§ **What you have to do**
Transcribe the material without any change, starting at the line with "cbar-cell xyxy=(1238,438,1269,446)" and ending at the line with "vis-tick: 1000 xyxy=(912,447,937,459)", both included.
— Start of Data shown —
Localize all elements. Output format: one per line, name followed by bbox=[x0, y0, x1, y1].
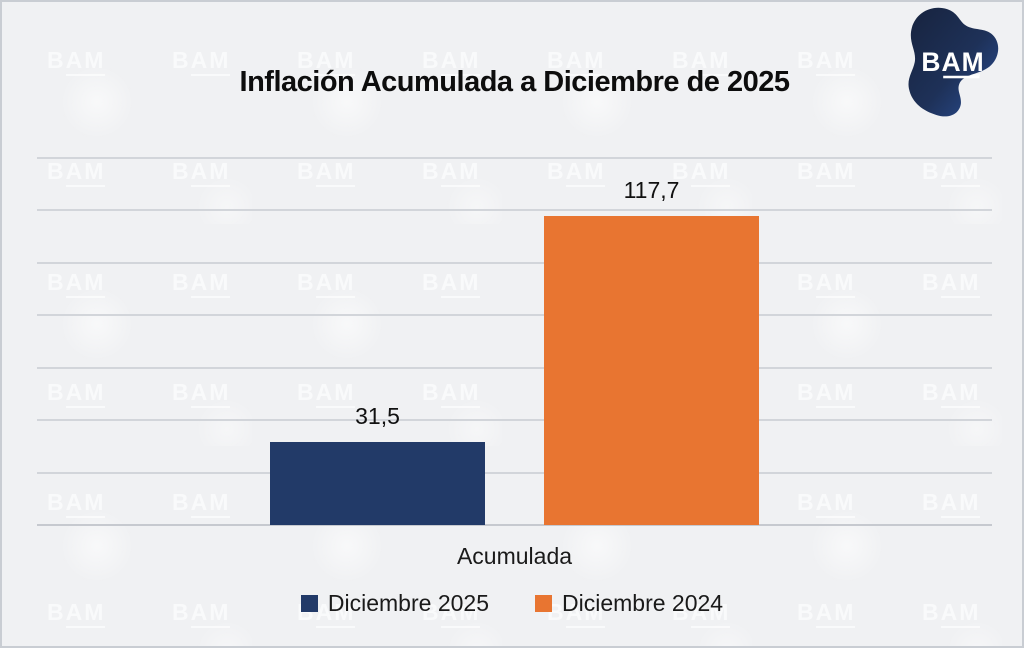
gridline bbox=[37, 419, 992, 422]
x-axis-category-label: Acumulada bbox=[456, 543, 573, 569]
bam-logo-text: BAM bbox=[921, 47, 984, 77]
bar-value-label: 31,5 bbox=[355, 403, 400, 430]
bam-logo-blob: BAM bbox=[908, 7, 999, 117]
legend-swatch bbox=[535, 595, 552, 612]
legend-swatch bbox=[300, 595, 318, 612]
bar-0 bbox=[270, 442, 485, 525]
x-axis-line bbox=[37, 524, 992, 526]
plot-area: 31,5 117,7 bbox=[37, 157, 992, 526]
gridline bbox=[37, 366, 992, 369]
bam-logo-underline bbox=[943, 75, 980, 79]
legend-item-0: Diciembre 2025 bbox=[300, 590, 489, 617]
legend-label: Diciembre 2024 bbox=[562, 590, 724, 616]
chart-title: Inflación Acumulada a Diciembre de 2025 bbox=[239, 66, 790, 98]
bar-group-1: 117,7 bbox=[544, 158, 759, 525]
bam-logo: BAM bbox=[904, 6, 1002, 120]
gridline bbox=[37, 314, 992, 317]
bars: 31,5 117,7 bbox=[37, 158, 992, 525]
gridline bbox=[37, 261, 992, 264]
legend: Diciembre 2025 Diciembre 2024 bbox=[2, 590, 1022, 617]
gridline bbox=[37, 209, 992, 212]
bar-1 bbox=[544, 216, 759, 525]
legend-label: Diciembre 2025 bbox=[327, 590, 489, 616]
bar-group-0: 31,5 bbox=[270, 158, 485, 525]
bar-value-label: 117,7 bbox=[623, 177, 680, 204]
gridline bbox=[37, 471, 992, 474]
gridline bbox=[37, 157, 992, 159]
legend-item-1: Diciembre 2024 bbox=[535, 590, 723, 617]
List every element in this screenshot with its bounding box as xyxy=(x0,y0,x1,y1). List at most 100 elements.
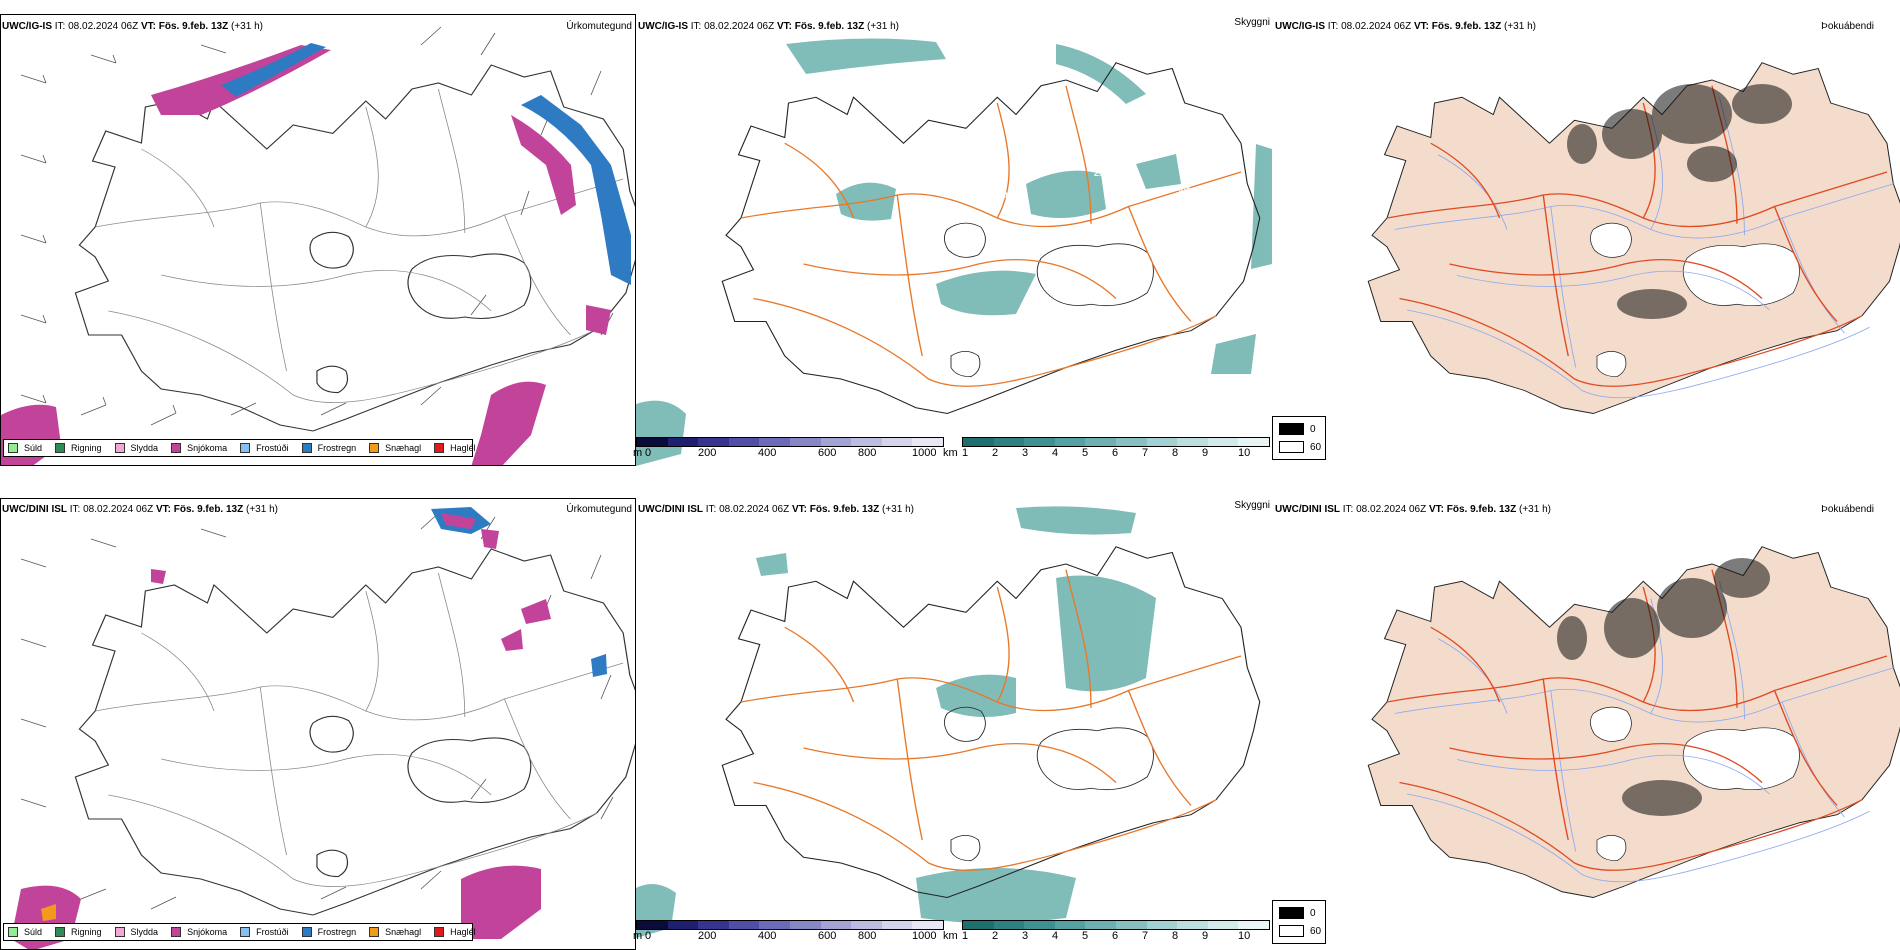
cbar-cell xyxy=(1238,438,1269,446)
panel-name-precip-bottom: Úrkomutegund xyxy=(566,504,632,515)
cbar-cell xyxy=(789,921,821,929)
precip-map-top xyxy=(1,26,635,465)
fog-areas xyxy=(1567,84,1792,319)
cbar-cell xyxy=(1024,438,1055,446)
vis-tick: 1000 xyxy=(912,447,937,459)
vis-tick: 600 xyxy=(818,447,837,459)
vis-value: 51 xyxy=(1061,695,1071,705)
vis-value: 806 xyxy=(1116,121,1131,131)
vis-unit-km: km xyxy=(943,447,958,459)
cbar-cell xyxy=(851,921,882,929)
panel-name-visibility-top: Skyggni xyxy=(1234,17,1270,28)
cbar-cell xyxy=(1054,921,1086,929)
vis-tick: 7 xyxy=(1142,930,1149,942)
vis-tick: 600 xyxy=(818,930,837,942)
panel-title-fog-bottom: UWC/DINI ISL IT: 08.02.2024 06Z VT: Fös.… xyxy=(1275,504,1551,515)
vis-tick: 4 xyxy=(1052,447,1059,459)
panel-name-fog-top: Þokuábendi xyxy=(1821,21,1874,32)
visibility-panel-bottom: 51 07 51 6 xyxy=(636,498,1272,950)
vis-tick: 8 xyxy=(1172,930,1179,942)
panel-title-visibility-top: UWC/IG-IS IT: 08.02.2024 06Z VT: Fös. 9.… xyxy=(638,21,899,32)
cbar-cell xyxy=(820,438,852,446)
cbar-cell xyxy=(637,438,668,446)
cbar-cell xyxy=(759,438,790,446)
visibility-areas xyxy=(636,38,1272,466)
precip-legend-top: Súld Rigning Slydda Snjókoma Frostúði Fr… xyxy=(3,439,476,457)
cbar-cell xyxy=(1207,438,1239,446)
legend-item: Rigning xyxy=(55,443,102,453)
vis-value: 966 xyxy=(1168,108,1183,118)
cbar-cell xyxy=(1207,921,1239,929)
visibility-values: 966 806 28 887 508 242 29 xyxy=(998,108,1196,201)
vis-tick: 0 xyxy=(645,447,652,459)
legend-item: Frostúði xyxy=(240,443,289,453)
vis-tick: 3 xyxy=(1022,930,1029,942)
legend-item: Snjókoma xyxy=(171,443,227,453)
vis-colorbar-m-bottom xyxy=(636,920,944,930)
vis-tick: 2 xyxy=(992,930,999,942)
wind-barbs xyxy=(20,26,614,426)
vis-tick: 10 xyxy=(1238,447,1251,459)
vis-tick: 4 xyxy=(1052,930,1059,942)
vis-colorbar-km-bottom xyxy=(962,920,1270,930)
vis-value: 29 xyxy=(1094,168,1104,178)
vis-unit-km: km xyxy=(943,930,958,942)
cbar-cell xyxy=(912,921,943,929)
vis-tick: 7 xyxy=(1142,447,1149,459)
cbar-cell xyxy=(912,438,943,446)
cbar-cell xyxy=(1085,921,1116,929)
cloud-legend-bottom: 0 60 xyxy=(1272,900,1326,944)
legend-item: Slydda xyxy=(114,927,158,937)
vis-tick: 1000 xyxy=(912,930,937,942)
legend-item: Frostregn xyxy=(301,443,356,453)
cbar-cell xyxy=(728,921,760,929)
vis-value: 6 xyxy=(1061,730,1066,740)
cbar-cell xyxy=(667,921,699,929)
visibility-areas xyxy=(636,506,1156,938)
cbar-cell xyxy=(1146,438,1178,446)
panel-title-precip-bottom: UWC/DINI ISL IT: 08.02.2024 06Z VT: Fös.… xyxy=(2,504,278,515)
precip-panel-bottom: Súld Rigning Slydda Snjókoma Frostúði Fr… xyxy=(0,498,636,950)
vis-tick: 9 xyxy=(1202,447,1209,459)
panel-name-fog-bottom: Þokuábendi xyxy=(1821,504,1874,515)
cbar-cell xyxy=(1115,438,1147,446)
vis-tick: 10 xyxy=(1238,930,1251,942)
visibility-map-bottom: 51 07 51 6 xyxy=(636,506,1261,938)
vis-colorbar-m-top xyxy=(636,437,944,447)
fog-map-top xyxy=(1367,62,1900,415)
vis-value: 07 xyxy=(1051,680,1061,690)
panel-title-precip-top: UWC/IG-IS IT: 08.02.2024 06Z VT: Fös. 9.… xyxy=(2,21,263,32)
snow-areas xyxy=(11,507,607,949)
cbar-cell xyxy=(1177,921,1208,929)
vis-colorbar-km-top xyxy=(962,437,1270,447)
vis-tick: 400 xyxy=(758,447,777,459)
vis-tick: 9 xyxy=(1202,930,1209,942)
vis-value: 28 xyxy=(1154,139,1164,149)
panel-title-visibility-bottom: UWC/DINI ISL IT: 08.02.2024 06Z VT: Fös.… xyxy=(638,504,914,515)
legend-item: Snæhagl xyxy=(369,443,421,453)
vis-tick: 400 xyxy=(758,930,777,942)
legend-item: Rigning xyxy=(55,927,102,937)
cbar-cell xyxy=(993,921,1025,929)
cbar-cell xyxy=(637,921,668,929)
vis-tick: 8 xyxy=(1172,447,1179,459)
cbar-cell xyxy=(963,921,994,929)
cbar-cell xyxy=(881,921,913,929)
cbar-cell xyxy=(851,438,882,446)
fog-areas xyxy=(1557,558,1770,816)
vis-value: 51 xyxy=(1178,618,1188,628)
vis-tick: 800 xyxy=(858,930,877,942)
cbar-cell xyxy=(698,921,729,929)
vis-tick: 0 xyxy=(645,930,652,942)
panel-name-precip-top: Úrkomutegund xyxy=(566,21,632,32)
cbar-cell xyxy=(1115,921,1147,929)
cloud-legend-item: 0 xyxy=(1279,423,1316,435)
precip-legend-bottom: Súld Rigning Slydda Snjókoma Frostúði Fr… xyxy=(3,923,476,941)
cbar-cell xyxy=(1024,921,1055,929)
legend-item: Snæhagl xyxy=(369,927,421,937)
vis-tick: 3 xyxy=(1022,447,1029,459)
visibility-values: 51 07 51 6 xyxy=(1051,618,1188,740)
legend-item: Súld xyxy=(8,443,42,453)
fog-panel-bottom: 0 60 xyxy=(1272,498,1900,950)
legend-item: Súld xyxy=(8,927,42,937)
— End of Data shown —
§ **Task result**
cbar-cell xyxy=(1238,438,1269,446)
panel-name-precip-bottom: Úrkomutegund xyxy=(566,504,632,515)
cbar-cell xyxy=(789,921,821,929)
precip-map-top xyxy=(1,26,635,465)
fog-areas xyxy=(1567,84,1792,319)
cbar-cell xyxy=(1024,438,1055,446)
vis-tick: 1000 xyxy=(912,447,937,459)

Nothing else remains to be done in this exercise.